— Begin —

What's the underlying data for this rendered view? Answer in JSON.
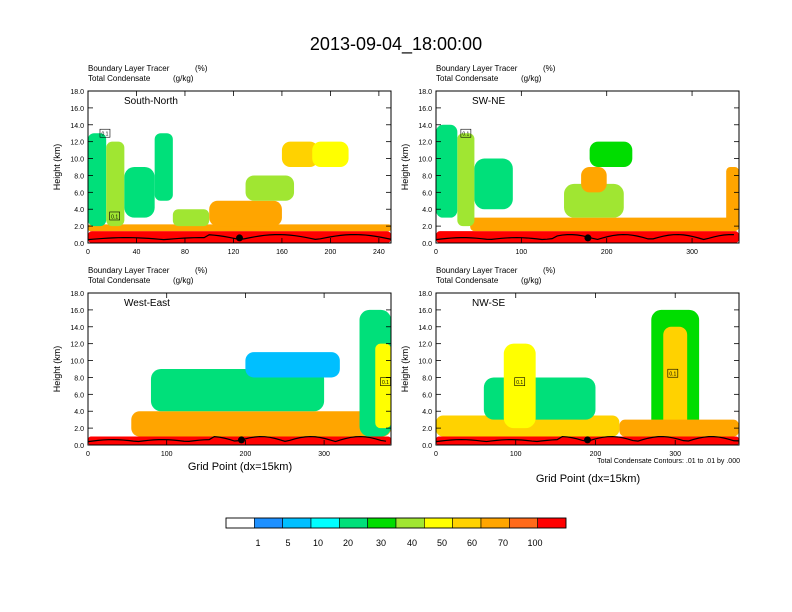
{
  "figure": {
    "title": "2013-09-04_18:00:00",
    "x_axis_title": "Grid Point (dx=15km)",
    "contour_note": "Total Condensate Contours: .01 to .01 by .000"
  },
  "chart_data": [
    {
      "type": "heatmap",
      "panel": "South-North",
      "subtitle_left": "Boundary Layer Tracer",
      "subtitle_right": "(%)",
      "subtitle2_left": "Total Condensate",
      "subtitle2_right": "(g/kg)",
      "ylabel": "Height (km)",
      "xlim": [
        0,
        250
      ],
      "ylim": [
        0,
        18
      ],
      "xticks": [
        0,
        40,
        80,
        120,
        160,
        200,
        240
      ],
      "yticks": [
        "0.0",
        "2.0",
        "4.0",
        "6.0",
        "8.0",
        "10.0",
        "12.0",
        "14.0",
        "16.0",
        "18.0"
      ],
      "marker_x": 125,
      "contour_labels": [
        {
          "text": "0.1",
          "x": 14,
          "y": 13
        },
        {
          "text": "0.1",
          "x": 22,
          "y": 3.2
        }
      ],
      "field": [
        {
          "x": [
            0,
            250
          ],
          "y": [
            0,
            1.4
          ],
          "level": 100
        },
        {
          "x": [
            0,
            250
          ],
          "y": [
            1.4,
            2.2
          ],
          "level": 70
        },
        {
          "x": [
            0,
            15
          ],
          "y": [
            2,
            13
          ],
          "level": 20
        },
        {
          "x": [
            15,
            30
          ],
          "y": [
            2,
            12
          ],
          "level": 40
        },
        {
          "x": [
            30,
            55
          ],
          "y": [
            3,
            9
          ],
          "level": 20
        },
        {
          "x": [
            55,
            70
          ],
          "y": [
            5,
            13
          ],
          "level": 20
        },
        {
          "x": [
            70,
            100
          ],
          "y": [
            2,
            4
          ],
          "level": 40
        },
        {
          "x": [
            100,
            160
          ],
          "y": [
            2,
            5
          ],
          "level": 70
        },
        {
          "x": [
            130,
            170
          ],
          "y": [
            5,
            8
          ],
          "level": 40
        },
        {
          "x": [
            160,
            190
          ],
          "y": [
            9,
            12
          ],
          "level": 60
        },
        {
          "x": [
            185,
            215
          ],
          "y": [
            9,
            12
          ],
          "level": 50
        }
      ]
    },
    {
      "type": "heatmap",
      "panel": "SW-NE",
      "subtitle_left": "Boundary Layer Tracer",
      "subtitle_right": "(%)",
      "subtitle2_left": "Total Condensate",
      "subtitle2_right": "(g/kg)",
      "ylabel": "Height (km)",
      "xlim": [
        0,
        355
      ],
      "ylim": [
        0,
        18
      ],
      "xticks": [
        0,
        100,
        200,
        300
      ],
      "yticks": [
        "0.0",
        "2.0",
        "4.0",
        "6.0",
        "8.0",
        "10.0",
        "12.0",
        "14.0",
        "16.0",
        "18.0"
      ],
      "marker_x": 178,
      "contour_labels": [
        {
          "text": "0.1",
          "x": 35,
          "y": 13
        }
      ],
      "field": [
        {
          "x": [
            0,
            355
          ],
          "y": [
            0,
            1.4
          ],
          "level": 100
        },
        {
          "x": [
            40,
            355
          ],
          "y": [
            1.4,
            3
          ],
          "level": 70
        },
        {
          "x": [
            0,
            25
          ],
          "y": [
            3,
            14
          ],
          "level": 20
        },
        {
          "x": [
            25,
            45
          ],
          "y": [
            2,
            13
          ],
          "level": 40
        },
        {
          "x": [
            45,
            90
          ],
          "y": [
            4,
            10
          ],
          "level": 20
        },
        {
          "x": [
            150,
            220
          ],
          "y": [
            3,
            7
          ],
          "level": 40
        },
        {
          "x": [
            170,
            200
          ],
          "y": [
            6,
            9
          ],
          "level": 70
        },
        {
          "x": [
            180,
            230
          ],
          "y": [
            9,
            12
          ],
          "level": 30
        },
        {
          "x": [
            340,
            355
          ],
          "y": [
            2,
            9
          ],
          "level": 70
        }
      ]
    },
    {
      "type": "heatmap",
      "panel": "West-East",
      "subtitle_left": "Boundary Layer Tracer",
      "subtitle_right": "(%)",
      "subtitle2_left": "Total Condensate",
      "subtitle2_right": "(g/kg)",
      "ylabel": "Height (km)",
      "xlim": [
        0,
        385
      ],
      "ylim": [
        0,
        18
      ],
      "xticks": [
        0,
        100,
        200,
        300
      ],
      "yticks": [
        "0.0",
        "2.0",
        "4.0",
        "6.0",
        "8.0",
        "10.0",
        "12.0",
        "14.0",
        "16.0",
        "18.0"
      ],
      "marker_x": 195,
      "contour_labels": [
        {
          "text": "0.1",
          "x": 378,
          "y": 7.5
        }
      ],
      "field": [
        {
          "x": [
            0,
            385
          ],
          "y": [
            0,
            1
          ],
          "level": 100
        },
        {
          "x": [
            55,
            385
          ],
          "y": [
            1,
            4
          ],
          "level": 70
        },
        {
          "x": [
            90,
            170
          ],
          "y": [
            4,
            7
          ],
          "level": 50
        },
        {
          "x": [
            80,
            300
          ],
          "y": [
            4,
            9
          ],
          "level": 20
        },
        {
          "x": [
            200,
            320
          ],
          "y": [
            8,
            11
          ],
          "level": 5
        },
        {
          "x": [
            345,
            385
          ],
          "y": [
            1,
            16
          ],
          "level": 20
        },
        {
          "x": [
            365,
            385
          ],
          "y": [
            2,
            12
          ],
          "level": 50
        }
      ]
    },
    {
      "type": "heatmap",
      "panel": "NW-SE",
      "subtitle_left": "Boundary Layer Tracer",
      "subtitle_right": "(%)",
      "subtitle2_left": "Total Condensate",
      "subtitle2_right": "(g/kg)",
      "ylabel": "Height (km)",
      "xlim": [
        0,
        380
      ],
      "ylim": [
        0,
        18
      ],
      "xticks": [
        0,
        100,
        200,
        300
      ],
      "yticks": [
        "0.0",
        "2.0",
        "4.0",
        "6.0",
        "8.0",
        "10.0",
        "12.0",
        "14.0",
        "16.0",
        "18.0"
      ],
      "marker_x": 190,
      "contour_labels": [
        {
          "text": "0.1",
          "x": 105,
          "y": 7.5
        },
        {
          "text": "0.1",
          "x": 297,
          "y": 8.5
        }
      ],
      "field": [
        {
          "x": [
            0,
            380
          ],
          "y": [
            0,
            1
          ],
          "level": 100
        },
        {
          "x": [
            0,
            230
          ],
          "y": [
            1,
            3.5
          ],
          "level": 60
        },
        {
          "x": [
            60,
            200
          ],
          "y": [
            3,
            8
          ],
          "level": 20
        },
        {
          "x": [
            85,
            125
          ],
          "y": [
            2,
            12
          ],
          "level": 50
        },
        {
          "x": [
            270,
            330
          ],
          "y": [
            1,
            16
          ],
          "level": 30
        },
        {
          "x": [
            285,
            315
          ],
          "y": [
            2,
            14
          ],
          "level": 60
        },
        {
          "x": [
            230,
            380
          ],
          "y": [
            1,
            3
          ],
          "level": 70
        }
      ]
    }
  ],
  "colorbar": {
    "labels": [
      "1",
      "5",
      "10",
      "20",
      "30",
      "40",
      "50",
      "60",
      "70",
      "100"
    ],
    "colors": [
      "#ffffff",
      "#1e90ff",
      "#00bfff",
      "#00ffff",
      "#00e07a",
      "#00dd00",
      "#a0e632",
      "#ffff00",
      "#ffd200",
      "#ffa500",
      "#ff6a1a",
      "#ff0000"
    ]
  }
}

— End —

Without including any pictures, output all the entries above exactly.

What's the underlying data for this rendered view? Answer in JSON.
{
  "figure": {
    "title": "2013-09-04_18:00:00",
    "x_axis_title": "Grid Point (dx=15km)",
    "contour_note": "Total Condensate Contours: .01 to .01 by .000"
  },
  "chart_data": [
    {
      "type": "heatmap",
      "panel": "South-North",
      "subtitle_left": "Boundary Layer Tracer",
      "subtitle_right": "(%)",
      "subtitle2_left": "Total Condensate",
      "subtitle2_right": "(g/kg)",
      "ylabel": "Height (km)",
      "xlim": [
        0,
        250
      ],
      "ylim": [
        0,
        18
      ],
      "xticks": [
        0,
        40,
        80,
        120,
        160,
        200,
        240
      ],
      "yticks": [
        "0.0",
        "2.0",
        "4.0",
        "6.0",
        "8.0",
        "10.0",
        "12.0",
        "14.0",
        "16.0",
        "18.0"
      ],
      "marker_x": 125,
      "contour_labels": [
        {
          "text": "0.1",
          "x": 14,
          "y": 13
        },
        {
          "text": "0.1",
          "x": 22,
          "y": 3.2
        }
      ],
      "field": [
        {
          "x": [
            0,
            250
          ],
          "y": [
            0,
            1.4
          ],
          "level": 100
        },
        {
          "x": [
            0,
            250
          ],
          "y": [
            1.4,
            2.2
          ],
          "level": 70
        },
        {
          "x": [
            0,
            15
          ],
          "y": [
            2,
            13
          ],
          "level": 20
        },
        {
          "x": [
            15,
            30
          ],
          "y": [
            2,
            12
          ],
          "level": 40
        },
        {
          "x": [
            30,
            55
          ],
          "y": [
            3,
            9
          ],
          "level": 20
        },
        {
          "x": [
            55,
            70
          ],
          "y": [
            5,
            13
          ],
          "level": 20
        },
        {
          "x": [
            70,
            100
          ],
          "y": [
            2,
            4
          ],
          "level": 40
        },
        {
          "x": [
            100,
            160
          ],
          "y": [
            2,
            5
          ],
          "level": 70
        },
        {
          "x": [
            130,
            170
          ],
          "y": [
            5,
            8
          ],
          "level": 40
        },
        {
          "x": [
            160,
            190
          ],
          "y": [
            9,
            12
          ],
          "level": 60
        },
        {
          "x": [
            185,
            215
          ],
          "y": [
            9,
            12
          ],
          "level": 50
        }
      ]
    },
    {
      "type": "heatmap",
      "panel": "SW-NE",
      "subtitle_left": "Boundary Layer Tracer",
      "subtitle_right": "(%)",
      "subtitle2_left": "Total Condensate",
      "subtitle2_right": "(g/kg)",
      "ylabel": "Height (km)",
      "xlim": [
        0,
        355
      ],
      "ylim": [
        0,
        18
      ],
      "xticks": [
        0,
        100,
        200,
        300
      ],
      "yticks": [
        "0.0",
        "2.0",
        "4.0",
        "6.0",
        "8.0",
        "10.0",
        "12.0",
        "14.0",
        "16.0",
        "18.0"
      ],
      "marker_x": 178,
      "contour_labels": [
        {
          "text": "0.1",
          "x": 35,
          "y": 13
        }
      ],
      "field": [
        {
          "x": [
            0,
            355
          ],
          "y": [
            0,
            1.4
          ],
          "level": 100
        },
        {
          "x": [
            40,
            355
          ],
          "y": [
            1.4,
            3
          ],
          "level": 70
        },
        {
          "x": [
            0,
            25
          ],
          "y": [
            3,
            14
          ],
          "level": 20
        },
        {
          "x": [
            25,
            45
          ],
          "y": [
            2,
            13
          ],
          "level": 40
        },
        {
          "x": [
            45,
            90
          ],
          "y": [
            4,
            10
          ],
          "level": 20
        },
        {
          "x": [
            150,
            220
          ],
          "y": [
            3,
            7
          ],
          "level": 40
        },
        {
          "x": [
            170,
            200
          ],
          "y": [
            6,
            9
          ],
          "level": 70
        },
        {
          "x": [
            180,
            230
          ],
          "y": [
            9,
            12
          ],
          "level": 30
        },
        {
          "x": [
            340,
            355
          ],
          "y": [
            2,
            9
          ],
          "level": 70
        }
      ]
    },
    {
      "type": "heatmap",
      "panel": "West-East",
      "subtitle_left": "Boundary Layer Tracer",
      "subtitle_right": "(%)",
      "subtitle2_left": "Total Condensate",
      "subtitle2_right": "(g/kg)",
      "ylabel": "Height (km)",
      "xlim": [
        0,
        385
      ],
      "ylim": [
        0,
        18
      ],
      "xticks": [
        0,
        100,
        200,
        300
      ],
      "yticks": [
        "0.0",
        "2.0",
        "4.0",
        "6.0",
        "8.0",
        "10.0",
        "12.0",
        "14.0",
        "16.0",
        "18.0"
      ],
      "marker_x": 195,
      "contour_labels": [
        {
          "text": "0.1",
          "x": 378,
          "y": 7.5
        }
      ],
      "field": [
        {
          "x": [
            0,
            385
          ],
          "y": [
            0,
            1
          ],
          "level": 100
        },
        {
          "x": [
            55,
            385
          ],
          "y": [
            1,
            4
          ],
          "level": 70
        },
        {
          "x": [
            90,
            170
          ],
          "y": [
            4,
            7
          ],
          "level": 50
        },
        {
          "x": [
            80,
            300
          ],
          "y": [
            4,
            9
          ],
          "level": 20
        },
        {
          "x": [
            200,
            320
          ],
          "y": [
            8,
            11
          ],
          "level": 5
        },
        {
          "x": [
            345,
            385
          ],
          "y": [
            1,
            16
          ],
          "level": 20
        },
        {
          "x": [
            365,
            385
          ],
          "y": [
            2,
            12
          ],
          "level": 50
        }
      ]
    },
    {
      "type": "heatmap",
      "panel": "NW-SE",
      "subtitle_left": "Boundary Layer Tracer",
      "subtitle_right": "(%)",
      "subtitle2_left": "Total Condensate",
      "subtitle2_right": "(g/kg)",
      "ylabel": "Height (km)",
      "xlim": [
        0,
        380
      ],
      "ylim": [
        0,
        18
      ],
      "xticks": [
        0,
        100,
        200,
        300
      ],
      "yticks": [
        "0.0",
        "2.0",
        "4.0",
        "6.0",
        "8.0",
        "10.0",
        "12.0",
        "14.0",
        "16.0",
        "18.0"
      ],
      "marker_x": 190,
      "contour_labels": [
        {
          "text": "0.1",
          "x": 105,
          "y": 7.5
        },
        {
          "text": "0.1",
          "x": 297,
          "y": 8.5
        }
      ],
      "field": [
        {
          "x": [
            0,
            380
          ],
          "y": [
            0,
            1
          ],
          "level": 100
        },
        {
          "x": [
            0,
            230
          ],
          "y": [
            1,
            3.5
          ],
          "level": 60
        },
        {
          "x": [
            60,
            200
          ],
          "y": [
            3,
            8
          ],
          "level": 20
        },
        {
          "x": [
            85,
            125
          ],
          "y": [
            2,
            12
          ],
          "level": 50
        },
        {
          "x": [
            270,
            330
          ],
          "y": [
            1,
            16
          ],
          "level": 30
        },
        {
          "x": [
            285,
            315
          ],
          "y": [
            2,
            14
          ],
          "level": 60
        },
        {
          "x": [
            230,
            380
          ],
          "y": [
            1,
            3
          ],
          "level": 70
        }
      ]
    }
  ],
  "colorbar": {
    "labels": [
      "1",
      "5",
      "10",
      "20",
      "30",
      "40",
      "50",
      "60",
      "70",
      "100"
    ],
    "colors": [
      "#ffffff",
      "#1e90ff",
      "#00bfff",
      "#00ffff",
      "#00e07a",
      "#00dd00",
      "#a0e632",
      "#ffff00",
      "#ffd200",
      "#ffa500",
      "#ff6a1a",
      "#ff0000"
    ]
  }
}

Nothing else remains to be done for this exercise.